(Dataset entries)
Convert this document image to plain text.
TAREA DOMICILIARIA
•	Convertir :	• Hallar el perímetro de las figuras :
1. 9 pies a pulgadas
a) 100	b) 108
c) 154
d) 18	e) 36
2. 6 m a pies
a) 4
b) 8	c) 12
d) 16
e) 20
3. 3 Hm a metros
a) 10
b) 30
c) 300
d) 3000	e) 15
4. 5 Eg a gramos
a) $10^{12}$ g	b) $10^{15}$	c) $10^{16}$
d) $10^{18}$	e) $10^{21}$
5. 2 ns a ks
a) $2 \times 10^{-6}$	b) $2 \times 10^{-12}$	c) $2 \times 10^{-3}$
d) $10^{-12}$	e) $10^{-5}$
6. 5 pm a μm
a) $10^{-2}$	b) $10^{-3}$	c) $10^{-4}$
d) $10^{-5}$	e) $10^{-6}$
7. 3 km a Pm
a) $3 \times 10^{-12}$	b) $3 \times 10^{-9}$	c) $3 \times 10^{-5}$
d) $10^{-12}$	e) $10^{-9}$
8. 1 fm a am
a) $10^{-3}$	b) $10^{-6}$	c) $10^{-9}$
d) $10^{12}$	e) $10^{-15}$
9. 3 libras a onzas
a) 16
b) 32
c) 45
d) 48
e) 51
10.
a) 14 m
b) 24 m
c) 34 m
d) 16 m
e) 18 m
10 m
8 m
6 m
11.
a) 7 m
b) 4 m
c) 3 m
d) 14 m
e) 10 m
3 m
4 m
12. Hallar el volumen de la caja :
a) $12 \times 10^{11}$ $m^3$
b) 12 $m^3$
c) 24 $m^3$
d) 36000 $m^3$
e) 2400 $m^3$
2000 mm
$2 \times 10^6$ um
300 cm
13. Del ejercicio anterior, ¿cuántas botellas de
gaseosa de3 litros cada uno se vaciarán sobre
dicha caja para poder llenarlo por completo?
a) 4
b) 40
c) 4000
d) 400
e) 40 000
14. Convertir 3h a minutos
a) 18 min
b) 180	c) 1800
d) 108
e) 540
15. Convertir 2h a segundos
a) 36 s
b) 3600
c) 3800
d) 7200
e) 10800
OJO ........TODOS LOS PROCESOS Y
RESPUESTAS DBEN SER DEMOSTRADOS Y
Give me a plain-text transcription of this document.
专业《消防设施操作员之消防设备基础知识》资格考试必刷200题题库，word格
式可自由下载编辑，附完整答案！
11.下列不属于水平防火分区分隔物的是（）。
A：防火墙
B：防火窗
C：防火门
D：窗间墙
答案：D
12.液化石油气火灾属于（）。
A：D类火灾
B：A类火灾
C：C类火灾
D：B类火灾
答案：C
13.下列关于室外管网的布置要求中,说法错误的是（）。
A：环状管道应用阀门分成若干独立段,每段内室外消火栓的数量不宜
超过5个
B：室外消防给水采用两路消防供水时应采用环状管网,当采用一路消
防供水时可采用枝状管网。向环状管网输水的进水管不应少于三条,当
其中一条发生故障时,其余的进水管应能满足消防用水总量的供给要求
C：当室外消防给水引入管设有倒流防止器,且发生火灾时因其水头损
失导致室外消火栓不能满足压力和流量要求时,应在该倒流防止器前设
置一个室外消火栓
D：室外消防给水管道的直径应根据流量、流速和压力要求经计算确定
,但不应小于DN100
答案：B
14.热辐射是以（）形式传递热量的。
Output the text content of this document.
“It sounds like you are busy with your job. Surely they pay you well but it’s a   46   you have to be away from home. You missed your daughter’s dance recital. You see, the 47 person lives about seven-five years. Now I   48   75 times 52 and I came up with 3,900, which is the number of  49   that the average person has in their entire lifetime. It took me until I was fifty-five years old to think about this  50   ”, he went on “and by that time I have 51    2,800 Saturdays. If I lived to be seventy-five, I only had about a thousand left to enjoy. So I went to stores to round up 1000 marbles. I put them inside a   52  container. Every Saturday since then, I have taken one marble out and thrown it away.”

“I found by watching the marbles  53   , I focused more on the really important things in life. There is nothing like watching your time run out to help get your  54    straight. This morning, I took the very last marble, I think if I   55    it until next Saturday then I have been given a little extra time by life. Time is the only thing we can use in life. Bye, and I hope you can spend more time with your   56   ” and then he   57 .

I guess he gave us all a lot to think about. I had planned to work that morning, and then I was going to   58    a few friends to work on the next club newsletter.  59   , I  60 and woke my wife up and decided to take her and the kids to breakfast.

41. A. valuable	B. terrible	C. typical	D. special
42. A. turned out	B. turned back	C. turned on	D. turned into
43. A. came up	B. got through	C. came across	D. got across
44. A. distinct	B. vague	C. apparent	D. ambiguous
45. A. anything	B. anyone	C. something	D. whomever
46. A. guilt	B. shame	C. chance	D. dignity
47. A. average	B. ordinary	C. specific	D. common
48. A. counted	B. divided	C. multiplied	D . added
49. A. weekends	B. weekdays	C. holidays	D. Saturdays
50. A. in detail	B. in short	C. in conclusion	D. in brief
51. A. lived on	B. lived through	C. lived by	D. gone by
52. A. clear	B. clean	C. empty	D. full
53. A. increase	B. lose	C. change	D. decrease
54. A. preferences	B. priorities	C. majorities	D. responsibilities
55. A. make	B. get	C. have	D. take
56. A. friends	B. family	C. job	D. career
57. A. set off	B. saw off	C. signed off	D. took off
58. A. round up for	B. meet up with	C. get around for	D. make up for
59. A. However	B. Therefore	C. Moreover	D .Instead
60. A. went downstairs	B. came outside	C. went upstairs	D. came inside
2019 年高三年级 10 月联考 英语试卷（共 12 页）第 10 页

Exercise directions: Write out the data again, exactly and in full.

Complete response:
Convert this document image to plain text.
TAREA DOMICILIARIA
•	Convertir :	• Hallar el perímetro de las figuras :
1. 9 pies a pulgadas
a) 100	b) 108
c) 154
d) 18	e) 36
2. 6 m a pies
a) 4
b) 8	c) 12
d) 16
e) 20
3. 3 Hm a metros
a) 10
b) 30
c) 300
d) 3000	e) 15
4. 5 Eg a gramos
a) $10^{12}$ g	b) $10^{15}$	c) $10^{16}$
d) $10^{18}$	e) $10^{21}$
5. 2 ns a ks
a) $2 \times 10^{-6}$	b) $2 \times 10^{-12}$	c) $2 \times 10^{-3}$
d) $10^{-12}$	e) $10^{-5}$
6. 5 pm a μm
a) $10^{-2}$	b) $10^{-3}$	c) $10^{-4}$
d) $10^{-5}$	e) $10^{-6}$
7. 3 km a Pm
a) $3 \times 10^{-12}$	b) $3 \times 10^{-9}$	c) $3 \times 10^{-5}$
d) $10^{-12}$	e) $10^{-9}$
8. 1 fm a am
a) $10^{-3}$	b) $10^{-6}$	c) $10^{-9}$
d) $10^{12}$	e) $10^{-15}$
9. 3 libras a onzas
a) 16
b) 32
c) 45
d) 48
e) 51
10.
a) 14 m
b) 24 m
c) 34 m
d) 16 m
e) 18 m
10 m
8 m
6 m
11.
a) 7 m
b) 4 m
c) 3 m
d) 14 m
e) 10 m
3 m
4 m
12. Hallar el volumen de la caja :
a) $12 \times 10^{11}$ $m^3$
b) 12 $m^3$
c) 24 $m^3$
d) 36000 $m^3$
e) 2400 $m^3$
2000 mm
$2 \times 10^6$ um
300 cm
13. Del ejercicio anterior, ¿cuántas botellas de
gaseosa de3 litros cada uno se vaciarán sobre
dicha caja para poder llenarlo por completo?
a) 4
b) 40
c) 4000
d) 400
e) 40 000
14. Convertir 3h a minutos
a) 18 min
b) 180	c) 1800
d) 108
e) 540
15. Convertir 2h a segundos
a) 36 s
b) 3600
c) 3800
d) 7200
e) 10800
OJO ........TODOS LOS PROCESOS Y
RESPUESTAS DBEN SER DEMOSTRADOS Y
Give me a plain-text transcription of this document.
专业《消防设施操作员之消防设备基础知识》资格考试必刷200题题库，word格
式可自由下载编辑，附完整答案！
11.下列不属于水平防火分区分隔物的是（）。
A：防火墙
B：防火窗
C：防火门
D：窗间墙
答案：D
12.液化石油气火灾属于（）。
A：D类火灾
B：A类火灾
C：C类火灾
D：B类火灾
答案：C
13.下列关于室外管网的布置要求中,说法错误的是（）。
A：环状管道应用阀门分成若干独立段,每段内室外消火栓的数量不宜
超过5个
B：室外消防给水采用两路消防供水时应采用环状管网,当采用一路消
防供水时可采用枝状管网。向环状管网输水的进水管不应少于三条,当
其中一条发生故障时,其余的进水管应能满足消防用水总量的供给要求
C：当室外消防给水引入管设有倒流防止器,且发生火灾时因其水头损
失导致室外消火栓不能满足压力和流量要求时,应在该倒流防止器前设
置一个室外消火栓
D：室外消防给水管道的直径应根据流量、流速和压力要求经计算确定
,但不应小于DN100
答案：B
14.热辐射是以（）形式传递热量的。
Output the text content of this document.
“It sounds like you are busy with your job. Surely they pay you well but it’s a   46   you have to be away from home. You missed your daughter’s dance recital. You see, the 47 person lives about seven-five years. Now I   48   75 times 52 and I came up with 3,900, which is the number of  49   that the average person has in their entire lifetime. It took me until I was fifty-five years old to think about this  50   ”, he went on “and by that time I have 51    2,800 Saturdays. If I lived to be seventy-five, I only had about a thousand left to enjoy. So I went to stores to round up 1000 marbles. I put them inside a   52  container. Every Saturday since then, I have taken one marble out and thrown it away.”

“I found by watching the marbles  53   , I focused more on the really important things in life. There is nothing like watching your time run out to help get your  54    straight. This morning, I took the very last marble, I think if I   55    it until next Saturday then I have been given a little extra time by life. Time is the only thing we can use in life. Bye, and I hope you can spend more time with your   56   ” and then he   57 .

I guess he gave us all a lot to think about. I had planned to work that morning, and then I was going to   58    a few friends to work on the next club newsletter.  59   , I  60 and woke my wife up and decided to take her and the kids to breakfast.

41. A. valuable	B. terrible	C. typical	D. special
42. A. turned out	B. turned back	C. turned on	D. turned into
43. A. came up	B. got through	C. came across	D. got across
44. A. distinct	B. vague	C. apparent	D. ambiguous
45. A. anything	B. anyone	C. something	D. whomever
46. A. guilt	B. shame	C. chance	D. dignity
47. A. average	B. ordinary	C. specific	D. common
48. A. counted	B. divided	C. multiplied	D . added
49. A. weekends	B. weekdays	C. holidays	D. Saturdays
50. A. in detail	B. in short	C. in conclusion	D. in brief
51. A. lived on	B. lived through	C. lived by	D. gone by
52. A. clear	B. clean	C. empty	D. full
53. A. increase	B. lose	C. change	D. decrease
54. A. preferences	B. priorities	C. majorities	D. responsibilities
55. A. make	B. get	C. have	D. take
56. A. friends	B. family	C. job	D. career
57. A. set off	B. saw off	C. signed off	D. took off
58. A. round up for	B. meet up with	C. get around for	D. make up for
59. A. However	B. Therefore	C. Moreover	D .Instead
60. A. went downstairs	B. came outside	C. went upstairs	D. came inside
2019 年高三年级 10 月联考 英语试卷（共 12 页）第 10 页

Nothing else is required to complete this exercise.